▸ **Material for the task**:
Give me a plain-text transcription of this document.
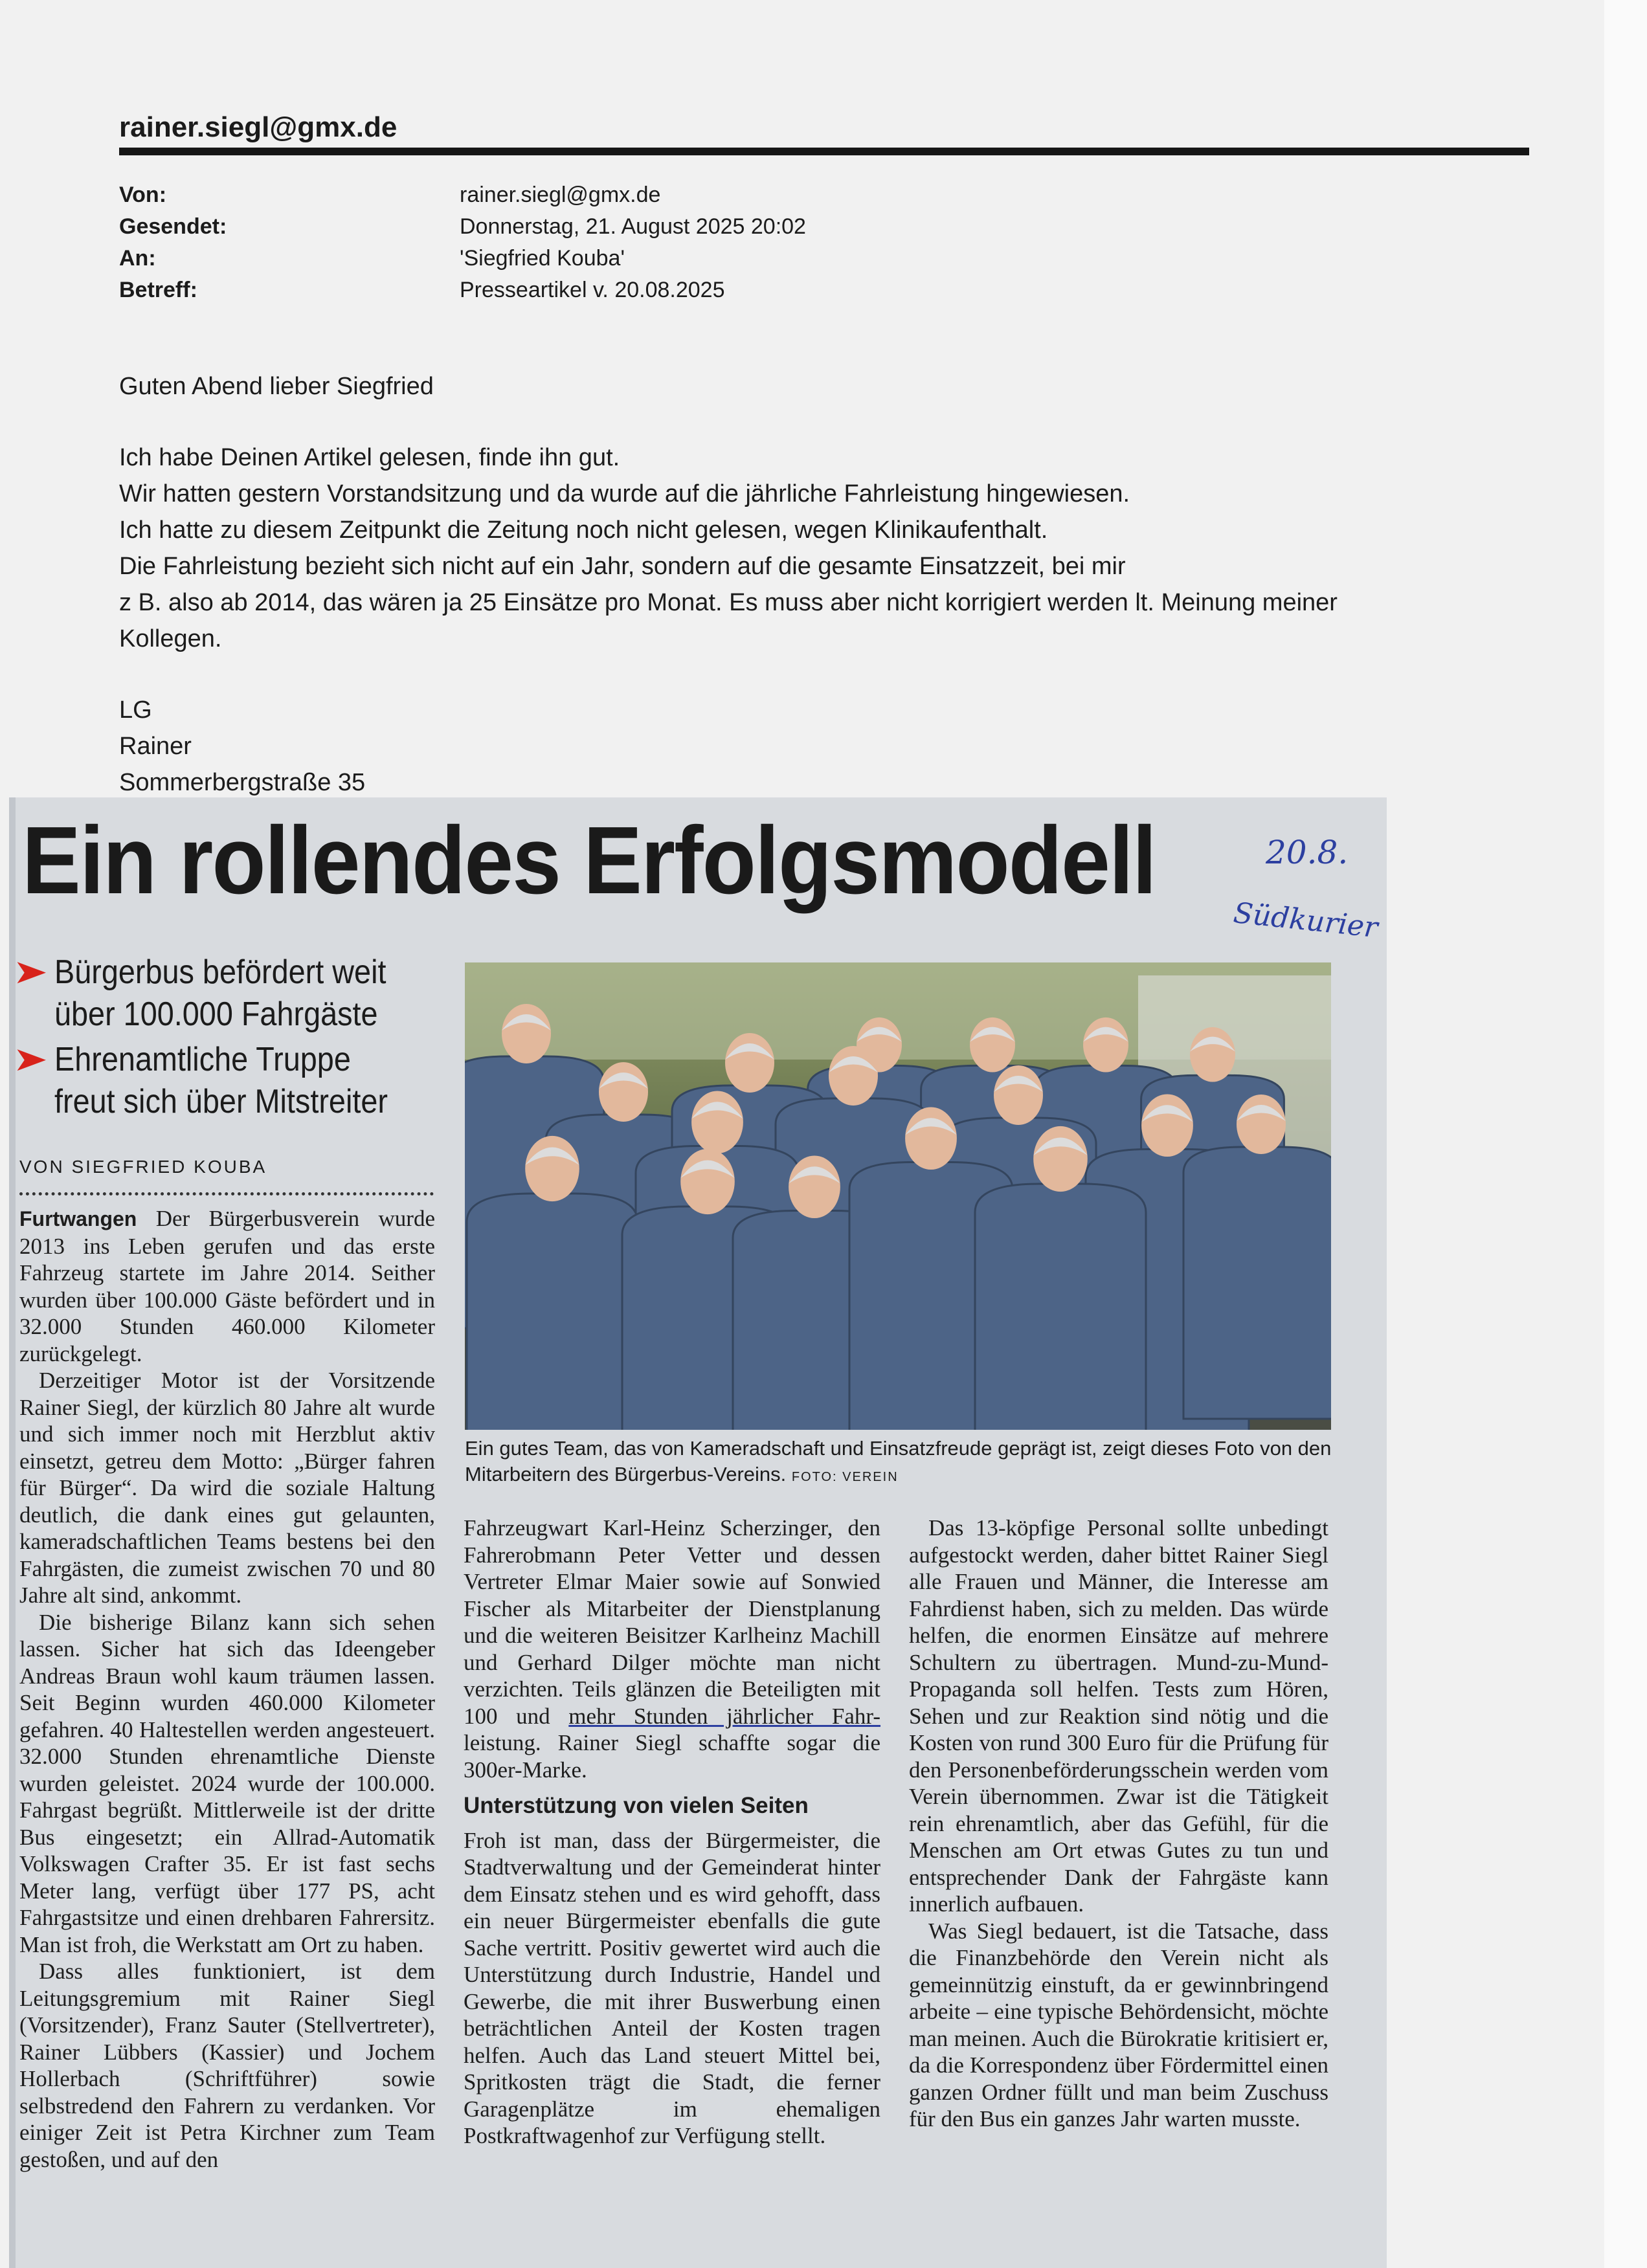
rainer.siegl@gmx.de
Von:	rainer.siegl@gmx.de
Gesendet:	Donnerstag, 21. August 2025 20:02
An:	'Siegfried Kouba'
Betreff:	Presseartikel v. 20.08.2025
Guten Abend lieber Siegfried
Ich habe Deinen Artikel gelesen, finde ihn gut.
Wir hatten gestern Vorstandsitzung und da wurde auf die jährliche Fahrleistung hingewiesen.
Ich hatte zu diesem Zeitpunkt die Zeitung noch nicht gelesen, wegen Klinikaufenthalt.
Die Fahrleistung bezieht sich nicht auf ein Jahr, sondern auf die gesamte Einsatzzeit, bei mir
z B. also ab 2014, das wären ja 25 Einsätze pro Monat. Es muss aber nicht korrigiert werden lt. Meinung meiner
Kollegen.
LG
Rainer
Sommerbergstraße 35
Ein rollendes Erfolgsmodell	20.8.
Südkurier
➤ Bürgerbus befördert weit
über 100.000 Fahrgäste
➤ Ehrenamtliche Truppe
freut sich über Mitstreiter
VON SIEGFRIED KOUBA

Furtwangen Der Bürgerbusverein wurde 2013 ins Leben gerufen und das erste Fahrzeug startete im Jahre 2014. Seither wurden über 100.000 Gäste befördert und in 32.000 Stunden 460.000 Kilometer zurückgelegt.

Derzeitiger Motor ist der Vorsitzende Rainer Siegl, der kürzlich 80 Jahre alt wurde und sich immer noch mit Herzblut aktiv einsetzt, getreu dem Motto: „Bürger fahren für Bürger“. Da wird die soziale Haltung deutlich, die dank eines gut gelaunten, kameradschaftlichen Teams bestens bei den Fahrgästen, die zumeist zwischen 70 und 80 Jahre alt sind, ankommt.

Die bisherige Bilanz kann sich sehen lassen. Sicher hat sich das Ideengeber Andreas Braun wohl kaum träumen lassen. Seit Beginn wurden 460.000 Kilometer gefahren. 40 Haltestellen werden angesteuert. 32.000 Stunden ehrenamtliche Dienste wurden geleistet. 2024 wurde der 100.000. Fahrgast begrüßt. Mittlerweile ist der dritte Bus eingesetzt; ein Allrad-Automatik Volkswagen Crafter 35. Er ist fast sechs Meter lang, verfügt über 177 PS, acht Fahrgastsitze und einen drehbaren Fahrersitz. Man ist froh, die Werkstatt am Ort zu haben.

Dass alles funktioniert, ist dem Leitungsgremium mit Rainer Siegl (Vorsitzender), Franz Sauter (Stellvertreter), Rainer Lübbers (Kassier) und Jochem Hollerbach (Schriftführer) sowie selbstredend den Fahrern zu verdanken. Vor einiger Zeit ist Petra Kirchner zum Team gestoßen, und auf den

Ein gutes Team, das von Kameradschaft und Einsatzfreude geprägt ist, zeigt dieses Foto von den Mitarbeitern des Bürgerbus-Vereins. FOTO: VEREIN

Fahrzeugwart Karl-Heinz Scherzinger, den Fahrerobmann Peter Vetter und dessen Vertreter Elmar Maier sowie auf Sonwied Fischer als Mitarbeiter der Dienstplanung und die weiteren Beisitzer Karlheinz Machill und Gerhard Dilger möchte man nicht verzichten. Teils glänzen die Beteiligten mit 100 und mehr Stunden jährlicher Fahr-leistung. Rainer Siegl schaffte sogar die 300er-Marke.

Unterstützung von vielen Seiten

Froh ist man, dass der Bürgermeister, die Stadtverwaltung und der Gemeinderat hinter dem Einsatz stehen und es wird gehofft, dass ein neuer Bürgermeister ebenfalls die gute Sache vertritt. Positiv gewertet wird auch die Unterstützung durch Industrie, Handel und Gewerbe, die mit ihrer Buswerbung einen beträchtlichen Anteil der Kosten tragen helfen. Auch das Land steuert Mittel bei, Spritkosten trägt die Stadt, die ferner Garagenplätze im ehemaligen Postkraftwagenhof zur Verfügung stellt.

Das 13-köpfige Personal sollte unbedingt aufgestockt werden, daher bittet Rainer Siegl alle Frauen und Männer, die Interesse am Fahrdienst haben, sich zu melden. Das würde helfen, die enormen Einsätze auf mehrere Schultern zu übertragen. Mund-zu-Mund-Propaganda soll helfen. Tests zum Hören, Sehen und zur Reaktion sind nötig und die Kosten von rund 300 Euro für die Prüfung für den Personenbeförderungsschein werden vom Verein übernommen. Zwar ist die Tätigkeit rein ehrenamtlich, aber das Gefühl, für die Menschen am Ort etwas Gutes zu tun und entsprechender Dank der Fahrgäste kann innerlich aufbauen.

Was Siegl bedauert, ist die Tatsache, dass die Finanzbehörde den Verein nicht als gemeinnützig einstuft, da er gewinnbringend arbeite – eine typische Behördensicht, möchte man meinen. Auch die Bürokratie kritisiert er, da die Korrespondenz über Fördermittel einen ganzen Ordner füllt und man beim Zuschuss für den Bus ein ganzes Jahr warten musste.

▸ **What you need to do**: Pull out and copy each line containing the string "befördert".

▸ **Answer for the task**:
➤ Bürgerbus befördert weit
Furtwangen Der Bürgerbusverein wurde 2013 ins Leben gerufen und das erste Fahrzeug startete im Jahre 2014. Seither wurden über 100.000 Gäste befördert und in 32.000 Stunden 460.000 Kilometer zurückgelegt.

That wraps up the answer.